DATA FOR PROCESSING:
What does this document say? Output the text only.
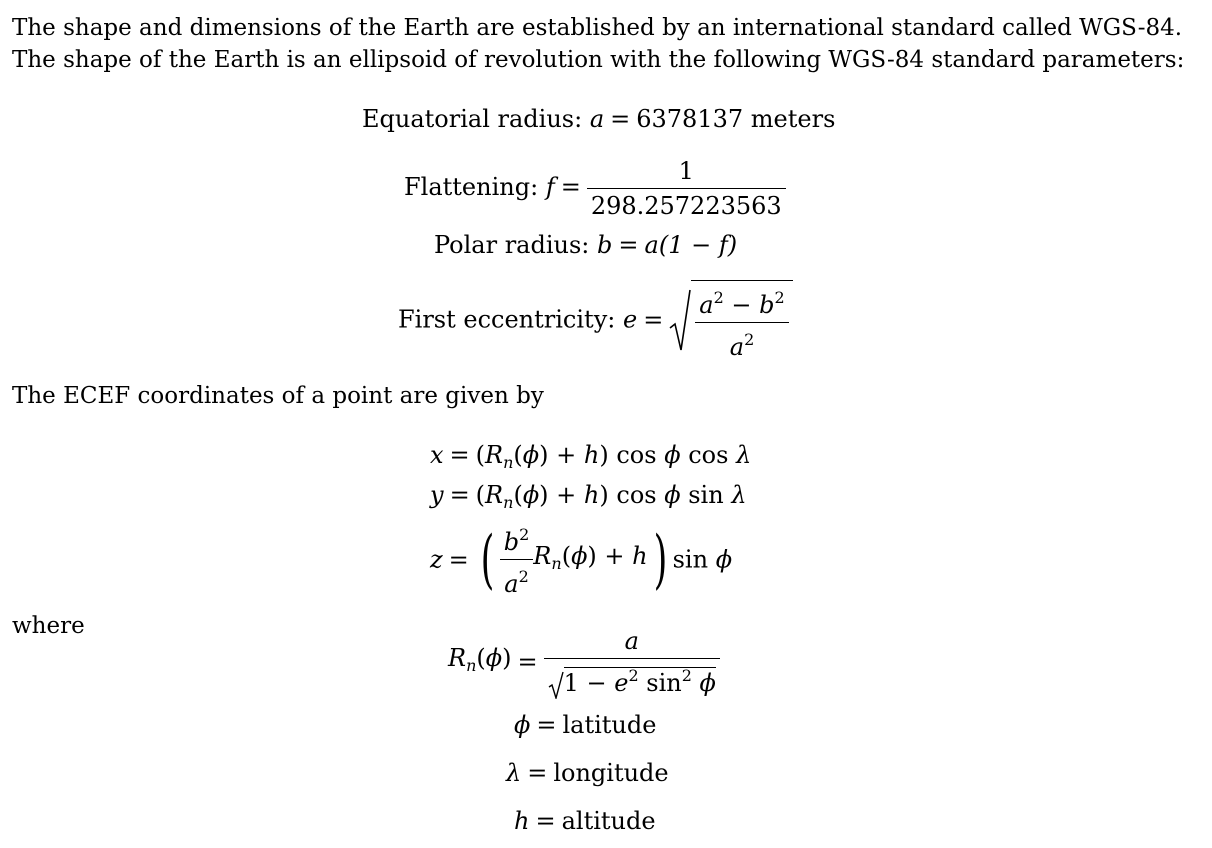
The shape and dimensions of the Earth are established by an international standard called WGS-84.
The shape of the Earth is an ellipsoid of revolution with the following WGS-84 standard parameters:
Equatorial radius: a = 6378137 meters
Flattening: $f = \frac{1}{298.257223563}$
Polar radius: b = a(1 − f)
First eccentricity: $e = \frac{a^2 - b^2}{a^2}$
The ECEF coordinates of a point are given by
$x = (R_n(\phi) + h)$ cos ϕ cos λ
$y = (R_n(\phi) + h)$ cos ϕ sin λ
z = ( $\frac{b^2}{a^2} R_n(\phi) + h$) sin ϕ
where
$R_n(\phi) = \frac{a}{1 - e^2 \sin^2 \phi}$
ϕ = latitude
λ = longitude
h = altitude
--
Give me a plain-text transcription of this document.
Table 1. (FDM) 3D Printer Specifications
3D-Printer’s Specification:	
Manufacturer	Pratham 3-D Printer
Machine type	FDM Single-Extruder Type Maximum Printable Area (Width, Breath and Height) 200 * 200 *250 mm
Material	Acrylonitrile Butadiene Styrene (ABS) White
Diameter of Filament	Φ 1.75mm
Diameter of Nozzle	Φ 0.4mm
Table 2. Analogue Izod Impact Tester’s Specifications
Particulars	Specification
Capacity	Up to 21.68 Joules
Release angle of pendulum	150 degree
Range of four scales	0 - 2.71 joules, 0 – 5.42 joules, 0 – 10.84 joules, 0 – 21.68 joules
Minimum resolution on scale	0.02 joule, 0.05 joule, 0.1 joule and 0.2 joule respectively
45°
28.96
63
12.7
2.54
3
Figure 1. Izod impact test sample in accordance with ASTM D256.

WHAT YOU ARE ASKED TO DO:
Tally the lines of the material above that contain the word "this" and report the total alone.

EXERCISE ANSWER:
2